(Stored records)

++++++++++

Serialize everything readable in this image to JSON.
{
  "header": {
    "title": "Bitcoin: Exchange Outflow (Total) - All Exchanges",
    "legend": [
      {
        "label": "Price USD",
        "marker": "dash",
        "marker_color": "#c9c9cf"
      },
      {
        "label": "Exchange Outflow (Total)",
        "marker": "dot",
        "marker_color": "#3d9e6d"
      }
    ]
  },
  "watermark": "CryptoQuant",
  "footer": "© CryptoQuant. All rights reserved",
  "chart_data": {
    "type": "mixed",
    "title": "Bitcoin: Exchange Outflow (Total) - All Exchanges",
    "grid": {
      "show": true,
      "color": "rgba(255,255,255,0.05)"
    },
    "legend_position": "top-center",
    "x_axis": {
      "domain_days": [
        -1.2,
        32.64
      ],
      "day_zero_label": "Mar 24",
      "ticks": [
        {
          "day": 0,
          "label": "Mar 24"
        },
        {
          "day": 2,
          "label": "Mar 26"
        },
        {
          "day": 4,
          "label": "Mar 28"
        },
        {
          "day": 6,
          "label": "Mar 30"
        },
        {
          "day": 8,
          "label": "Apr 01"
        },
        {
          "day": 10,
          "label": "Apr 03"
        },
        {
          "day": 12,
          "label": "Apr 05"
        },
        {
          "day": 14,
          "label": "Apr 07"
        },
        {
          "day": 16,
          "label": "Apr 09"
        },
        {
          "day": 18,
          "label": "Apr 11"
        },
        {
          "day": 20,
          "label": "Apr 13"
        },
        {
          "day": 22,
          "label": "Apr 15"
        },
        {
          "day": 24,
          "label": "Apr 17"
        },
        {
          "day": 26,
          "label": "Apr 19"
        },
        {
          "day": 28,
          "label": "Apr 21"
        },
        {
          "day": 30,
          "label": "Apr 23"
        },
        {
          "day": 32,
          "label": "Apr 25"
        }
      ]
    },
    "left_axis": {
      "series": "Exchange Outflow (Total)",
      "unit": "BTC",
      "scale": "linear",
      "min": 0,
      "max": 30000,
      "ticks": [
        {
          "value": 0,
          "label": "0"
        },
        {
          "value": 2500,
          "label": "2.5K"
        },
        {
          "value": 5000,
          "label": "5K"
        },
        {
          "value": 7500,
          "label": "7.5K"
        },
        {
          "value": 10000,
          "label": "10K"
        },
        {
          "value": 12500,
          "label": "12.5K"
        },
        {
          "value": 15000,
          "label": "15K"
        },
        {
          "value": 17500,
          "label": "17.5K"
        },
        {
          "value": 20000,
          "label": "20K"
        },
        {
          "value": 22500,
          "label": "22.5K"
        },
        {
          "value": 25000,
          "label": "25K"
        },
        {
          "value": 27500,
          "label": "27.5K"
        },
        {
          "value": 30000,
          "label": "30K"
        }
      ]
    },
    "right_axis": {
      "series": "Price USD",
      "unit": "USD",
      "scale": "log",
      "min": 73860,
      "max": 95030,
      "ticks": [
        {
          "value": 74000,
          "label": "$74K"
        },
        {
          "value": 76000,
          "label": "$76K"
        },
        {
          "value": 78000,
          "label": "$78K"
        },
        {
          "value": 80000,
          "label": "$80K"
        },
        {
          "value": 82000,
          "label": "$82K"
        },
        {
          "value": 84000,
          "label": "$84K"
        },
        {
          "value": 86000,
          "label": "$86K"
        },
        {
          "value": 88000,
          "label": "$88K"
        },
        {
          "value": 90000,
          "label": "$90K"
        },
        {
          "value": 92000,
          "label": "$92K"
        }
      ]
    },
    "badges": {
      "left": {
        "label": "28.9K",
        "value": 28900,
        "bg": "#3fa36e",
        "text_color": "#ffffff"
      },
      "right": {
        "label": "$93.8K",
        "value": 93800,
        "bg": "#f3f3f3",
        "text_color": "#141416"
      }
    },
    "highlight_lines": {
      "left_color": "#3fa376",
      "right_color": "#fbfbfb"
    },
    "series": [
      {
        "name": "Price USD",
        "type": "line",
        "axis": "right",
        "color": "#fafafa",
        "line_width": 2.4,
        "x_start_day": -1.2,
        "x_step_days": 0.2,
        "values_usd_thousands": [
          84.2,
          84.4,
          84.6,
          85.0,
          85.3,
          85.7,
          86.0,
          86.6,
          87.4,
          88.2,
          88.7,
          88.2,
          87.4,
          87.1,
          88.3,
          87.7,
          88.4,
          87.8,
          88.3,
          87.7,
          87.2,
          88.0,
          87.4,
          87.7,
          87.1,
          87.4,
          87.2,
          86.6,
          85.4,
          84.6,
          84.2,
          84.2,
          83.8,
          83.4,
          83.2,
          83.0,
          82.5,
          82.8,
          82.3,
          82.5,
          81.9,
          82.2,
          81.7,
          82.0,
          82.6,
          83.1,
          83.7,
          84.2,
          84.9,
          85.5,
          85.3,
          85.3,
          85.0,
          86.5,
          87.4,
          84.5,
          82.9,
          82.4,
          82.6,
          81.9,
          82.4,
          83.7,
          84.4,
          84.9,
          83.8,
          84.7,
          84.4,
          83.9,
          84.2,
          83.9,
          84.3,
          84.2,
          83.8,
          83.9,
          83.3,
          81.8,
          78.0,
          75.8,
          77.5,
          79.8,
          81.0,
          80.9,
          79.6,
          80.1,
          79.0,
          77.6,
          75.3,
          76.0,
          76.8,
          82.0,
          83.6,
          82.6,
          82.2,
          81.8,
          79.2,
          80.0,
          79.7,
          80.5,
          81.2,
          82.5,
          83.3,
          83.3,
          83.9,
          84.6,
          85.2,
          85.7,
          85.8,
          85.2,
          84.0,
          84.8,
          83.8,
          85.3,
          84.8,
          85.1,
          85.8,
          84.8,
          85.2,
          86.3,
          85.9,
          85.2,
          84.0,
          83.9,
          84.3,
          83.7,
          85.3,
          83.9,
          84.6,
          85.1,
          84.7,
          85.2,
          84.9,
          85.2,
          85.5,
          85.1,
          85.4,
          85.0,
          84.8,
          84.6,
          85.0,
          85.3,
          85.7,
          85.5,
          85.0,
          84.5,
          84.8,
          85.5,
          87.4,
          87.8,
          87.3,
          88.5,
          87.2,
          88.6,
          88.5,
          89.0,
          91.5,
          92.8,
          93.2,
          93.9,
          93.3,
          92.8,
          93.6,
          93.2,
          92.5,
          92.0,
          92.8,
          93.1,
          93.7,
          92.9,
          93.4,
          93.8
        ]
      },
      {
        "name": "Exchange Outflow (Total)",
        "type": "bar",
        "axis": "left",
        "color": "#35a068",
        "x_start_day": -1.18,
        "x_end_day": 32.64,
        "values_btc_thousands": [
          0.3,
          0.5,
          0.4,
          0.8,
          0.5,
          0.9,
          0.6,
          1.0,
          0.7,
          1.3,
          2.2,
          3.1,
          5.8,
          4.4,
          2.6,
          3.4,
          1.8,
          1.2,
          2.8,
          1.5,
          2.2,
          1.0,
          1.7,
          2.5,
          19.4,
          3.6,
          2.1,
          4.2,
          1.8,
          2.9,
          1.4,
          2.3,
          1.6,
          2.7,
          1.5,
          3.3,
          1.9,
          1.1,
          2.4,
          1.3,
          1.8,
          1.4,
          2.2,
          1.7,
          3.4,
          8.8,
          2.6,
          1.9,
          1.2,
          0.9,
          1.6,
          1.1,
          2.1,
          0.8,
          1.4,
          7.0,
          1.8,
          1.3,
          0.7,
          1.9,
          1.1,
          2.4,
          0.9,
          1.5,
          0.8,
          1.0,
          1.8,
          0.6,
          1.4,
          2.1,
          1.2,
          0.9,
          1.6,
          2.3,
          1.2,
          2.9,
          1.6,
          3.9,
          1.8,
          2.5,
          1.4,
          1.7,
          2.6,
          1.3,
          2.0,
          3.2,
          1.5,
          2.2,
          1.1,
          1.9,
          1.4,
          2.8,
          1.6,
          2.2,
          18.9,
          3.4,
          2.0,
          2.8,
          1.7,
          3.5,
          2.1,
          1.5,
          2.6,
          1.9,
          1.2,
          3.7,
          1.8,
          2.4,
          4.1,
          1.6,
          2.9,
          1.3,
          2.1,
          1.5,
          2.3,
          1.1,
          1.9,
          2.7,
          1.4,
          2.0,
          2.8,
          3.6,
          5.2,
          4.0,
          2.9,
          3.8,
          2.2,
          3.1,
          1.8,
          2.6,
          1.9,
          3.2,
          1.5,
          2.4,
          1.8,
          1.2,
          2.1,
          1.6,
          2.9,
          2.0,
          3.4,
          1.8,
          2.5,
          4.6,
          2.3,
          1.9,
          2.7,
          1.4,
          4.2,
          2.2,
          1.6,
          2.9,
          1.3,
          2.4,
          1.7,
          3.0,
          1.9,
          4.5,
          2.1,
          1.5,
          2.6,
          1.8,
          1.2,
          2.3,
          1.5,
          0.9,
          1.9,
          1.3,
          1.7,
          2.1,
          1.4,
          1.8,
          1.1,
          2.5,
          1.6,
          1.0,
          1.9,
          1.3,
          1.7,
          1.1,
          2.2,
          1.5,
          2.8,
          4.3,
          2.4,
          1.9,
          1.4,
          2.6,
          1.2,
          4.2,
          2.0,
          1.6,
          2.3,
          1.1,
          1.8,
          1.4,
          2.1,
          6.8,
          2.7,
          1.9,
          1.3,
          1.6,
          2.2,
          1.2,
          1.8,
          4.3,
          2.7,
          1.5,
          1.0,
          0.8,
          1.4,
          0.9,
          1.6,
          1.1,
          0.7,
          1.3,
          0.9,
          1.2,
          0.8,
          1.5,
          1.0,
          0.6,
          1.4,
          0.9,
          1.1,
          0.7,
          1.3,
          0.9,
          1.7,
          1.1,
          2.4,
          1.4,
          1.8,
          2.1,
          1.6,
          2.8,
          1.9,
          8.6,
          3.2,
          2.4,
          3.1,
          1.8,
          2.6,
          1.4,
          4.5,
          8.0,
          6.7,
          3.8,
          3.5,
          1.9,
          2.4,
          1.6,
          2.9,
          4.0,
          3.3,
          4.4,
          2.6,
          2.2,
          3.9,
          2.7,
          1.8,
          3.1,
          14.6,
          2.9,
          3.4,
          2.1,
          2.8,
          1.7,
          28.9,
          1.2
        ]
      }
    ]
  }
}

++++++++++

What is required »
Determine how many lines include the word "Total" and report that number by itself.

Exercise result »
5